Job: Copy the data entries below word for word, beginning with the line containing "cell-avg-apy[interactable]: 16.5%: [796, 317, 980, 349]" and continuing through the line containing "cell-date[interactable]: 2021/12/23: [6, 699, 207, 732]", with both of those lines included.

** Start of Stored data **

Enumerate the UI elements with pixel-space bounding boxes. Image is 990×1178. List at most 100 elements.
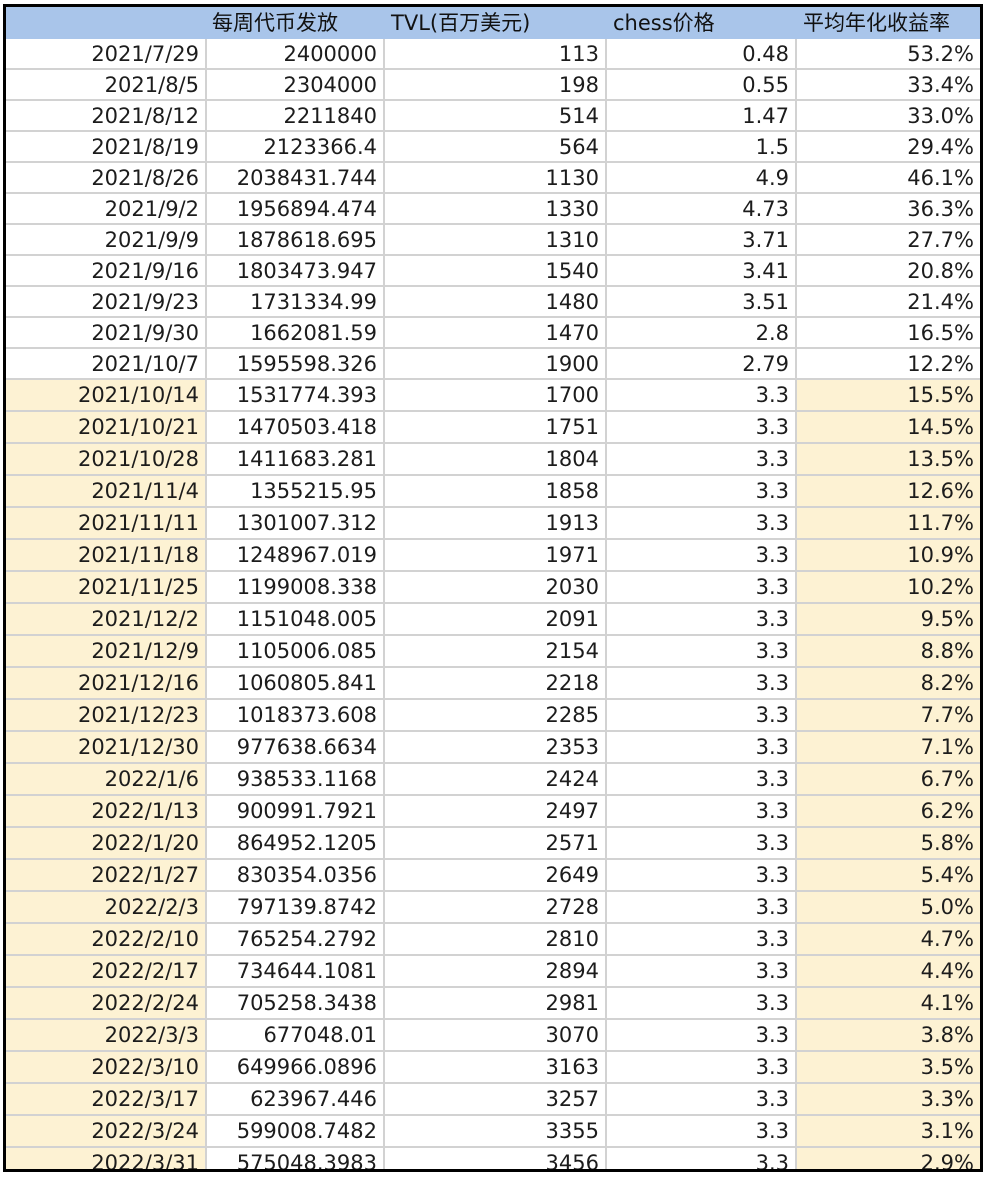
cell-avg-apy[interactable]: 16.5%: [796, 317, 980, 349]
cell-date[interactable]: 2022/2/10: [6, 923, 207, 956]
cell-weekly-emission[interactable]: 623967.446: [206, 1083, 385, 1116]
cell-chess-price[interactable]: 3.3: [606, 475, 797, 508]
cell-weekly-emission[interactable]: 1878618.695: [206, 224, 385, 256]
cell-avg-apy[interactable]: 29.4%: [796, 131, 980, 163]
cell-date[interactable]: 2021/12/23: [6, 699, 207, 732]
cell-tvl[interactable]: 2285: [384, 699, 607, 732]
cell-chess-price[interactable]: 1.5: [606, 131, 797, 163]
cell-tvl[interactable]: 1540: [384, 255, 607, 287]
cell-tvl[interactable]: 3257: [384, 1083, 607, 1116]
cell-avg-apy[interactable]: 9.5%: [796, 603, 980, 636]
cell-chess-price[interactable]: 3.3: [606, 507, 797, 540]
cell-weekly-emission[interactable]: 734644.1081: [206, 955, 385, 988]
cell-date[interactable]: 2021/12/2: [6, 603, 207, 636]
cell-weekly-emission[interactable]: 1411683.281: [206, 443, 385, 476]
cell-date[interactable]: 2022/1/20: [6, 827, 207, 860]
cell-chess-price[interactable]: 3.3: [606, 827, 797, 860]
cell-weekly-emission[interactable]: 1018373.608: [206, 699, 385, 732]
cell-date[interactable]: 2022/2/24: [6, 987, 207, 1020]
cell-date[interactable]: 2021/11/11: [6, 507, 207, 540]
cell-tvl[interactable]: 1751: [384, 411, 607, 444]
cell-weekly-emission[interactable]: 797139.8742: [206, 891, 385, 924]
cell-avg-apy[interactable]: 10.2%: [796, 571, 980, 604]
cell-date[interactable]: 2021/9/2: [6, 193, 207, 225]
cell-weekly-emission[interactable]: 1105006.085: [206, 635, 385, 668]
cell-chess-price[interactable]: 3.3: [606, 667, 797, 700]
cell-tvl[interactable]: 1130: [384, 162, 607, 194]
cell-weekly-emission[interactable]: 1731334.99: [206, 286, 385, 318]
cell-tvl[interactable]: 1330: [384, 193, 607, 225]
cell-date[interactable]: 2021/9/30: [6, 317, 207, 349]
cell-weekly-emission[interactable]: 1355215.95: [206, 475, 385, 508]
cell-date[interactable]: 2021/12/16: [6, 667, 207, 700]
cell-weekly-emission[interactable]: 864952.1205: [206, 827, 385, 860]
cell-weekly-emission[interactable]: 2038431.744: [206, 162, 385, 194]
cell-weekly-emission[interactable]: 575048.3983: [206, 1147, 385, 1169]
cell-chess-price[interactable]: 4.9: [606, 162, 797, 194]
cell-weekly-emission[interactable]: 2400000: [206, 38, 385, 70]
cell-date[interactable]: 2021/10/21: [6, 411, 207, 444]
cell-chess-price[interactable]: 3.3: [606, 539, 797, 572]
cell-weekly-emission[interactable]: 1595598.326: [206, 348, 385, 380]
cell-avg-apy[interactable]: 7.1%: [796, 731, 980, 764]
cell-avg-apy[interactable]: 3.3%: [796, 1083, 980, 1116]
cell-weekly-emission[interactable]: 1199008.338: [206, 571, 385, 604]
cell-date[interactable]: 2021/10/7: [6, 348, 207, 380]
cell-chess-price[interactable]: 3.3: [606, 1115, 797, 1148]
column-header-weekly-emission[interactable]: 每周代币发放: [206, 7, 385, 39]
cell-avg-apy[interactable]: 10.9%: [796, 539, 980, 572]
cell-avg-apy[interactable]: 14.5%: [796, 411, 980, 444]
cell-weekly-emission[interactable]: 2123366.4: [206, 131, 385, 163]
cell-chess-price[interactable]: 2.79: [606, 348, 797, 380]
cell-chess-price[interactable]: 3.3: [606, 859, 797, 892]
cell-tvl[interactable]: 1700: [384, 379, 607, 412]
cell-weekly-emission[interactable]: 1470503.418: [206, 411, 385, 444]
cell-tvl[interactable]: 1913: [384, 507, 607, 540]
cell-avg-apy[interactable]: 6.2%: [796, 795, 980, 828]
cell-date[interactable]: 2021/12/30: [6, 731, 207, 764]
cell-avg-apy[interactable]: 36.3%: [796, 193, 980, 225]
cell-avg-apy[interactable]: 12.6%: [796, 475, 980, 508]
cell-weekly-emission[interactable]: 1151048.005: [206, 603, 385, 636]
cell-avg-apy[interactable]: 11.7%: [796, 507, 980, 540]
cell-weekly-emission[interactable]: 1248967.019: [206, 539, 385, 572]
cell-weekly-emission[interactable]: 649966.0896: [206, 1051, 385, 1084]
cell-tvl[interactable]: 3070: [384, 1019, 607, 1052]
cell-chess-price[interactable]: 3.3: [606, 763, 797, 796]
cell-tvl[interactable]: 2894: [384, 955, 607, 988]
cell-date[interactable]: 2022/3/31: [6, 1147, 207, 1169]
cell-tvl[interactable]: 1310: [384, 224, 607, 256]
cell-chess-price[interactable]: 3.3: [606, 891, 797, 924]
cell-tvl[interactable]: 2728: [384, 891, 607, 924]
cell-chess-price[interactable]: 3.3: [606, 443, 797, 476]
cell-chess-price[interactable]: 3.3: [606, 987, 797, 1020]
cell-tvl[interactable]: 3355: [384, 1115, 607, 1148]
cell-tvl[interactable]: 198: [384, 69, 607, 101]
cell-tvl[interactable]: 2497: [384, 795, 607, 828]
cell-avg-apy[interactable]: 5.0%: [796, 891, 980, 924]
cell-chess-price[interactable]: 3.3: [606, 603, 797, 636]
cell-weekly-emission[interactable]: 2304000: [206, 69, 385, 101]
cell-chess-price[interactable]: 3.3: [606, 731, 797, 764]
cell-tvl[interactable]: 2649: [384, 859, 607, 892]
cell-weekly-emission[interactable]: 599008.7482: [206, 1115, 385, 1148]
cell-tvl[interactable]: 2810: [384, 923, 607, 956]
cell-date[interactable]: 2021/10/14: [6, 379, 207, 412]
cell-avg-apy[interactable]: 13.5%: [796, 443, 980, 476]
cell-tvl[interactable]: 1480: [384, 286, 607, 318]
cell-chess-price[interactable]: 3.3: [606, 795, 797, 828]
cell-weekly-emission[interactable]: 1301007.312: [206, 507, 385, 540]
cell-tvl[interactable]: 514: [384, 100, 607, 132]
cell-avg-apy[interactable]: 53.2%: [796, 38, 980, 70]
cell-chess-price[interactable]: 3.3: [606, 923, 797, 956]
cell-date[interactable]: 2021/12/9: [6, 635, 207, 668]
cell-avg-apy[interactable]: 20.8%: [796, 255, 980, 287]
cell-date[interactable]: 2021/9/16: [6, 255, 207, 287]
cell-chess-price[interactable]: 3.51: [606, 286, 797, 318]
cell-date[interactable]: 2021/10/28: [6, 443, 207, 476]
cell-weekly-emission[interactable]: 705258.3438: [206, 987, 385, 1020]
cell-date[interactable]: 2021/11/18: [6, 539, 207, 572]
cell-weekly-emission[interactable]: 677048.01: [206, 1019, 385, 1052]
cell-date[interactable]: 2022/3/10: [6, 1051, 207, 1084]
cell-weekly-emission[interactable]: 1803473.947: [206, 255, 385, 287]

** End of Stored data **

Task output:
cell-avg-apy[interactable]: 16.5%: [796, 317, 980, 349]
cell-date[interactable]: 2022/2/10: [6, 923, 207, 956]
cell-weekly-emission[interactable]: 623967.446: [206, 1083, 385, 1116]
cell-chess-price[interactable]: 3.3: [606, 475, 797, 508]
cell-weekly-emission[interactable]: 1878618.695: [206, 224, 385, 256]
cell-avg-apy[interactable]: 29.4%: [796, 131, 980, 163]
cell-date[interactable]: 2021/12/23: [6, 699, 207, 732]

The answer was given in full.